◆ Data to use
+-------+
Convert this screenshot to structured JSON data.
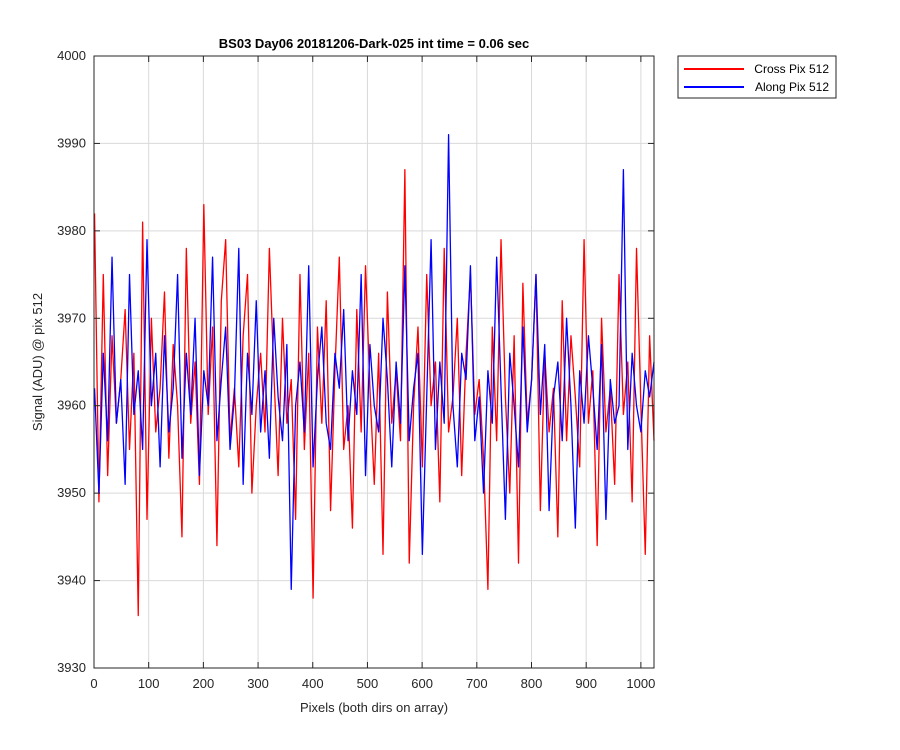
{
  "colors": {
    "cross": "#ff0000",
    "along": "#0000ff",
    "grid": "#d9d9d9",
    "axis": "#262626"
  },
  "chart_data": {
    "type": "line",
    "title": "BS03 Day06 20181206-Dark-025 int time = 0.06 sec",
    "xlabel": "Pixels (both dirs on array)",
    "ylabel": "Signal (ADU) @ pix 512",
    "xlim": [
      0,
      1024
    ],
    "ylim": [
      3930,
      4000
    ],
    "xticks": [
      0,
      100,
      200,
      300,
      400,
      500,
      600,
      700,
      800,
      900,
      1000
    ],
    "yticks": [
      3930,
      3940,
      3950,
      3960,
      3970,
      3980,
      3990,
      4000
    ],
    "grid": true,
    "legend_position": "outside-top-right",
    "x": {
      "start": 1,
      "end": 1024,
      "step": 8
    },
    "series": [
      {
        "name": "Cross Pix 512",
        "color": "#ff0000",
        "values": [
          3982,
          3949,
          3975,
          3952,
          3968,
          3958,
          3963,
          3971,
          3955,
          3966,
          3936,
          3981,
          3947,
          3970,
          3957,
          3962,
          3973,
          3954,
          3967,
          3960,
          3945,
          3978,
          3958,
          3965,
          3951,
          3983,
          3959,
          3969,
          3944,
          3972,
          3979,
          3956,
          3962,
          3953,
          3968,
          3975,
          3950,
          3960,
          3966,
          3957,
          3978,
          3964,
          3952,
          3970,
          3958,
          3963,
          3947,
          3975,
          3955,
          3966,
          3938,
          3969,
          3958,
          3972,
          3948,
          3964,
          3977,
          3955,
          3960,
          3946,
          3971,
          3957,
          3976,
          3962,
          3951,
          3966,
          3943,
          3973,
          3958,
          3964,
          3956,
          3987,
          3942,
          3960,
          3969,
          3953,
          3975,
          3960,
          3965,
          3949,
          3978,
          3957,
          3961,
          3970,
          3952,
          3966,
          3975,
          3959,
          3963,
          3954,
          3939,
          3969,
          3956,
          3979,
          3961,
          3950,
          3968,
          3942,
          3974,
          3958,
          3963,
          3975,
          3948,
          3966,
          3957,
          3962,
          3945,
          3972,
          3956,
          3968,
          3961,
          3953,
          3979,
          3958,
          3964,
          3944,
          3970,
          3957,
          3962,
          3951,
          3975,
          3959,
          3965,
          3949,
          3978,
          3960,
          3943,
          3968,
          3956
        ]
      },
      {
        "name": "Along Pix 512",
        "color": "#0000ff",
        "values": [
          3962,
          3950,
          3966,
          3956,
          3977,
          3958,
          3963,
          3951,
          3975,
          3959,
          3964,
          3955,
          3979,
          3960,
          3966,
          3953,
          3968,
          3957,
          3962,
          3975,
          3954,
          3966,
          3959,
          3970,
          3952,
          3964,
          3960,
          3977,
          3956,
          3963,
          3969,
          3955,
          3961,
          3978,
          3951,
          3966,
          3959,
          3972,
          3957,
          3964,
          3954,
          3970,
          3961,
          3956,
          3967,
          3939,
          3960,
          3965,
          3957,
          3976,
          3953,
          3963,
          3969,
          3958,
          3955,
          3966,
          3962,
          3971,
          3956,
          3964,
          3959,
          3975,
          3952,
          3967,
          3960,
          3957,
          3970,
          3963,
          3953,
          3965,
          3958,
          3976,
          3956,
          3962,
          3966,
          3943,
          3961,
          3979,
          3955,
          3965,
          3958,
          3991,
          3960,
          3953,
          3966,
          3963,
          3976,
          3956,
          3961,
          3950,
          3964,
          3958,
          3977,
          3962,
          3947,
          3966,
          3960,
          3953,
          3969,
          3957,
          3963,
          3975,
          3959,
          3967,
          3948,
          3961,
          3965,
          3956,
          3970,
          3960,
          3946,
          3964,
          3958,
          3968,
          3962,
          3955,
          3967,
          3947,
          3963,
          3958,
          3960,
          3987,
          3955,
          3966,
          3960,
          3957,
          3964,
          3961,
          3965
        ]
      }
    ]
  }
}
+-------+
◆ What is asked
How many of the lines above hold the word "name"? Give only that number.

◆ Finished exercise
2